Look below. Copy each line that has "dementia" in it.

▼▼▼

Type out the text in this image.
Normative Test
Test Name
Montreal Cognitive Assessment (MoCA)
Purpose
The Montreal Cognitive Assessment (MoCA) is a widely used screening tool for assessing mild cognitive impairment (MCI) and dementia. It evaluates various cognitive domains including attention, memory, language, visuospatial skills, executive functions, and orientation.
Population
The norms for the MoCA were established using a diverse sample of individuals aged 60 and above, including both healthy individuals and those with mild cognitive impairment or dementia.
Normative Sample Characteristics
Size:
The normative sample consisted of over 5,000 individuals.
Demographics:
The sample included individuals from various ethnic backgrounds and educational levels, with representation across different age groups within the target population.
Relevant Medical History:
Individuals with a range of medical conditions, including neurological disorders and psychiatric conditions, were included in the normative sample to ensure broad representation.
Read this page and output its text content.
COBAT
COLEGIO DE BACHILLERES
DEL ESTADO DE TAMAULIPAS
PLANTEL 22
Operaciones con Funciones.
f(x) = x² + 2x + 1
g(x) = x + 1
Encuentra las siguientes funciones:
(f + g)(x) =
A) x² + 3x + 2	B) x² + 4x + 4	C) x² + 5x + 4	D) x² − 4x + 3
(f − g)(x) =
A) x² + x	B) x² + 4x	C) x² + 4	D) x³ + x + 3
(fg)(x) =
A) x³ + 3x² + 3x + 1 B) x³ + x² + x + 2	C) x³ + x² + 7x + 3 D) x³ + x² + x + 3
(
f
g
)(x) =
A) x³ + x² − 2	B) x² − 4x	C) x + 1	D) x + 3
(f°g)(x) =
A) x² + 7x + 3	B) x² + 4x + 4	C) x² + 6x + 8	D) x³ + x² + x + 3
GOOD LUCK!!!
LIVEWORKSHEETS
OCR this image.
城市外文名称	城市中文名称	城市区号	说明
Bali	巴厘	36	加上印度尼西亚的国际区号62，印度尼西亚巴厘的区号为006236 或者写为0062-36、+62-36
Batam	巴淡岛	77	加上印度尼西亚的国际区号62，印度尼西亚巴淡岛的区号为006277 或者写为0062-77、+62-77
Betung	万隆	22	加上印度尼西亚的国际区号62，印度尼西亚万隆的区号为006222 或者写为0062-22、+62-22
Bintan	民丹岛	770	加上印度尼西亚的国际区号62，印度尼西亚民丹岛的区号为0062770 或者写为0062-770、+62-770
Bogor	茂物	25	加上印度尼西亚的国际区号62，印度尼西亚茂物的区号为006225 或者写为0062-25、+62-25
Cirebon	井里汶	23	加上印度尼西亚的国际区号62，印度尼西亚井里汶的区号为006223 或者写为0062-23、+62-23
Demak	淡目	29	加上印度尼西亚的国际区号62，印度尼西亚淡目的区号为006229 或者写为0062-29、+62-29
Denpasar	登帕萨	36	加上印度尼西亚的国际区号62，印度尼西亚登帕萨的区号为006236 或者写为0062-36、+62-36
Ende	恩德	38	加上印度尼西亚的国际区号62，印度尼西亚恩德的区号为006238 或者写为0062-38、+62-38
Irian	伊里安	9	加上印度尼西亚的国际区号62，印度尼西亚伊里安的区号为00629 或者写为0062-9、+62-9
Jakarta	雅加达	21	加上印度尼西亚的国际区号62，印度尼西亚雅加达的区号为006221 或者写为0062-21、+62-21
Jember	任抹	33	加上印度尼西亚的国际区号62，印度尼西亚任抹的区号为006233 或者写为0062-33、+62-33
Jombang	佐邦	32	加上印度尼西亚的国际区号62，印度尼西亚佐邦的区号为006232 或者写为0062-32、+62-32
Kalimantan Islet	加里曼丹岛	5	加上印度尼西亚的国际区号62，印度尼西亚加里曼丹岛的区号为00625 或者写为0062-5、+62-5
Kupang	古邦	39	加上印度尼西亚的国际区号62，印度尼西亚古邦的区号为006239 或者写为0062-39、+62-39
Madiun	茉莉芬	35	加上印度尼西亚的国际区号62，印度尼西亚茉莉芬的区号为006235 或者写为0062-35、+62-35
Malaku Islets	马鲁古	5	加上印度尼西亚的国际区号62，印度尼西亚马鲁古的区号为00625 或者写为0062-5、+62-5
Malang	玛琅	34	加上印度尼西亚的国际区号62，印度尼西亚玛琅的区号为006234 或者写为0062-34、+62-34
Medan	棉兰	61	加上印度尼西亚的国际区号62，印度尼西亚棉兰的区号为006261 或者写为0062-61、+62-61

▲▲▲

▶ **Result of the exercise**
The Montreal Cognitive Assessment (MoCA) is a widely used screening tool for assessing mild cognitive impairment (MCI) and dementia. It evaluates various cognitive domains including attention, memory, language, visuospatial skills, executive functions, and orientation.
The norms for the MoCA were established using a diverse sample of individuals aged 60 and above, including both healthy individuals and those with mild cognitive impairment or dementia.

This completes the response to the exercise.